((

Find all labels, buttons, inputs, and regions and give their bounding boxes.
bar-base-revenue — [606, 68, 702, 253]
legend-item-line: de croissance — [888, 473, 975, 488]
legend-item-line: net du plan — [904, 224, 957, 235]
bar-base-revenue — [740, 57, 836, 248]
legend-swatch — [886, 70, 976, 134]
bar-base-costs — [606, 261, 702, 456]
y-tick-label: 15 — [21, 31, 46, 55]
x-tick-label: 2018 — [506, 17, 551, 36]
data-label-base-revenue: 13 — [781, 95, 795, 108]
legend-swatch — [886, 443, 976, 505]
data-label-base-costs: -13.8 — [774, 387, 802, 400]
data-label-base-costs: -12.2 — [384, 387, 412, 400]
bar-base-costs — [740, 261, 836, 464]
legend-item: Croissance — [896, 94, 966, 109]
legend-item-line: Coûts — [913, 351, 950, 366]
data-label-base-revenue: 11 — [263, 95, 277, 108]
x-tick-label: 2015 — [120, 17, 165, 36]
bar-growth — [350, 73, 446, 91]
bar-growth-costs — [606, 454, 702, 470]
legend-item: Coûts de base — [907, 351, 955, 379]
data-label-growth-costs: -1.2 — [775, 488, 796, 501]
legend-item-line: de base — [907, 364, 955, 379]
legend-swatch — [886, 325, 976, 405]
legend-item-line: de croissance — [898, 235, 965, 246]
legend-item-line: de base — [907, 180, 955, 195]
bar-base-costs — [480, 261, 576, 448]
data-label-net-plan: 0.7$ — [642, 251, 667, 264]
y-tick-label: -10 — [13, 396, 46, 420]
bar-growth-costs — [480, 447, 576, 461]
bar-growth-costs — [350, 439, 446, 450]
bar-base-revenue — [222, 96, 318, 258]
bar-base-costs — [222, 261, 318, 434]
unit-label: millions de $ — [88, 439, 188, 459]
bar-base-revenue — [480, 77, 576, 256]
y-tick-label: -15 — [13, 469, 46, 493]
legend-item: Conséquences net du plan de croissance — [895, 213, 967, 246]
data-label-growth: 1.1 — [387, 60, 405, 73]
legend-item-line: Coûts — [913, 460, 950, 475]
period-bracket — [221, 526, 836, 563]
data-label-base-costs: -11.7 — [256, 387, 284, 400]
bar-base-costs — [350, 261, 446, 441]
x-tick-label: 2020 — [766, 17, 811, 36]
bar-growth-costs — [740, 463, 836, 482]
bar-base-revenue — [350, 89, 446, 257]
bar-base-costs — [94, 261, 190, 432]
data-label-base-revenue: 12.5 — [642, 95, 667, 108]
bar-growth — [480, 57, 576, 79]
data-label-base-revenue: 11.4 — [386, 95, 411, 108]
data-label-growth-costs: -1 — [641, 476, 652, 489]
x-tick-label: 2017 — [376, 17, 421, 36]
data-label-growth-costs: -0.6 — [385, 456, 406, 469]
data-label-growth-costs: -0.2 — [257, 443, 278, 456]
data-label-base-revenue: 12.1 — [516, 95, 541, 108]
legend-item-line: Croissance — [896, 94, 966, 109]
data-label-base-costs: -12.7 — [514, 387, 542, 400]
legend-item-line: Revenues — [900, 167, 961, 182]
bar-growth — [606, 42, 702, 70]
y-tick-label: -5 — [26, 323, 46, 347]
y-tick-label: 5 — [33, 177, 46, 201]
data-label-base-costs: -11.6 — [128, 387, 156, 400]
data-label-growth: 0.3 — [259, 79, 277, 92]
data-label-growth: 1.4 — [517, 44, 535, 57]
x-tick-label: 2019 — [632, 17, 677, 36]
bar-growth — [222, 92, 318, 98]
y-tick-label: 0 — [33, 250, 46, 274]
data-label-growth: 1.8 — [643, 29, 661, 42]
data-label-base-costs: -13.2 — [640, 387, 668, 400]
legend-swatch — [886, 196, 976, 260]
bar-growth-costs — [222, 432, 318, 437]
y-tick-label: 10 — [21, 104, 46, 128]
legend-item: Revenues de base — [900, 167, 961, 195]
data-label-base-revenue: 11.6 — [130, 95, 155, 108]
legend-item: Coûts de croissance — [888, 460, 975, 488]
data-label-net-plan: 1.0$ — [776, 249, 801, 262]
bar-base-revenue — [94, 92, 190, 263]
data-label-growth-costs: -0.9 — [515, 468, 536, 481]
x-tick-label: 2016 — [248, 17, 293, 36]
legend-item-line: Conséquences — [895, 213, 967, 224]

))

- **Objective**
Lay out each line of the data above as a JSON list of strings, one string per line, and leave out any blank lines.

- **Response for this exercise**
[
  "Find all labels, buttons, inputs, and regions and give their bounding boxes.",
  "bar-base-revenue — [606, 68, 702, 253]",
  "legend-item-line: de croissance — [888, 473, 975, 488]",
  "legend-item-line: net du plan — [904, 224, 957, 235]",
  "bar-base-revenue — [740, 57, 836, 248]",
  "legend-swatch — [886, 70, 976, 134]",
  "bar-base-costs — [606, 261, 702, 456]",
  "y-tick-label: 15 — [21, 31, 46, 55]",
  "x-tick-label: 2018 — [506, 17, 551, 36]",
  "data-label-base-revenue: 13 — [781, 95, 795, 108]",
  "legend-swatch — [886, 443, 976, 505]",
  "data-label-base-costs: -13.8 — [774, 387, 802, 400]",
  "data-label-base-costs: -12.2 — [384, 387, 412, 400]",
  "bar-base-costs — [740, 261, 836, 464]",
  "legend-item: Croissance — [896, 94, 966, 109]",
  "legend-item-line: Coûts — [913, 351, 950, 366]",
  "data-label-base-revenue: 11 — [263, 95, 277, 108]",
  "x-tick-label: 2015 — [120, 17, 165, 36]",
  "bar-growth — [350, 73, 446, 91]",
  "bar-growth-costs — [606, 454, 702, 470]",
  "legend-item: Coûts de base — [907, 351, 955, 379]",
  "data-label-growth-costs: -1.2 — [775, 488, 796, 501]",
  "legend-item-line: de base — [907, 364, 955, 379]",
  "legend-swatch — [886, 325, 976, 405]",
  "legend-item-line: de croissance — [898, 235, 965, 246]",
  "legend-item-line: de base — [907, 180, 955, 195]",
  "bar-base-costs — [480, 261, 576, 448]",
  "data-label-net-plan: 0.7$ — [642, 251, 667, 264]",
  "y-tick-label: -10 — [13, 396, 46, 420]",
  "bar-growth-costs — [480, 447, 576, 461]",
  "bar-growth-costs — [350, 439, 446, 450]",
  "bar-base-revenue — [222, 96, 318, 258]",
  "bar-base-costs — [222, 261, 318, 434]",
  "unit-label: millions de $ — [88, 439, 188, 459]",
  "bar-base-revenue — [480, 77, 576, 256]",
  "y-tick-label: -15 — [13, 469, 46, 493]",
  "legend-item: Conséquences net du plan de croissance — [895, 213, 967, 246]",
  "data-label-growth: 1.1 — [387, 60, 405, 73]",
  "legend-item-line: Coûts — [913, 460, 950, 475]",
  "period-bracket — [221, 526, 836, 563]",
  "data-label-base-costs: -11.7 — [256, 387, 284, 400]",
  "bar-base-costs — [350, 261, 446, 441]",
  "x-tick-label: 2020 — [766, 17, 811, 36]",
  "bar-growth-costs — [740, 463, 836, 482]",
  "bar-base-revenue — [350, 89, 446, 257]",
  "bar-base-costs — [94, 261, 190, 432]",
  "data-label-base-revenue: 12.5 — [642, 95, 667, 108]",
  "bar-growth — [480, 57, 576, 79]",
  "data-label-base-revenue: 11.4 — [386, 95, 411, 108]",
  "data-label-growth-costs: -1 — [641, 476, 652, 489]",
  "x-tick-label: 2017 — [376, 17, 421, 36]",
  "data-label-growth-costs: -0.6 — [385, 456, 406, 469]",
  "data-label-growth-costs: -0.2 — [257, 443, 278, 456]",
  "data-label-base-revenue: 12.1 — [516, 95, 541, 108]",
  "legend-item-line: Croissance — [896, 94, 966, 109]",
  "data-label-base-costs: -12.7 — [514, 387, 542, 400]",
  "legend-item-line: Revenues — [900, 167, 961, 182]",
  "bar-growth — [606, 42, 702, 70]",
  "y-tick-label: -5 — [26, 323, 46, 347]",
  "y-tick-label: 5 — [33, 177, 46, 201]",
  "data-label-base-costs: -11.6 — [128, 387, 156, 400]",
  "data-label-growth: 0.3 — [259, 79, 277, 92]",
  "data-label-growth: 1.4 — [517, 44, 535, 57]",
  "x-tick-label: 2019 — [632, 17, 677, 36]",
  "bar-growth — [222, 92, 318, 98]",
  "y-tick-label: 0 — [33, 250, 46, 274]",
  "data-label-growth: 1.8 — [643, 29, 661, 42]",
  "data-label-base-costs: -13.2 — [640, 387, 668, 400]",
  "legend-swatch — [886, 196, 976, 260]",
  "bar-growth-costs — [222, 432, 318, 437]",
  "y-tick-label: 10 — [21, 104, 46, 128]",
  "legend-item: Revenues de base — [900, 167, 961, 195]",
  "data-label-base-revenue: 11.6 — [130, 95, 155, 108]",
  "legend-item: Coûts de croissance — [888, 460, 975, 488]",
  "data-label-net-plan: 1.0$ — [776, 249, 801, 262]",
  "bar-base-revenue — [94, 92, 190, 263]",
  "data-label-growth-costs: -0.9 — [515, 468, 536, 481]",
  "x-tick-label: 2016 — [248, 17, 293, 36]",
  "legend-item-line: Conséquences — [895, 213, 967, 224]"
]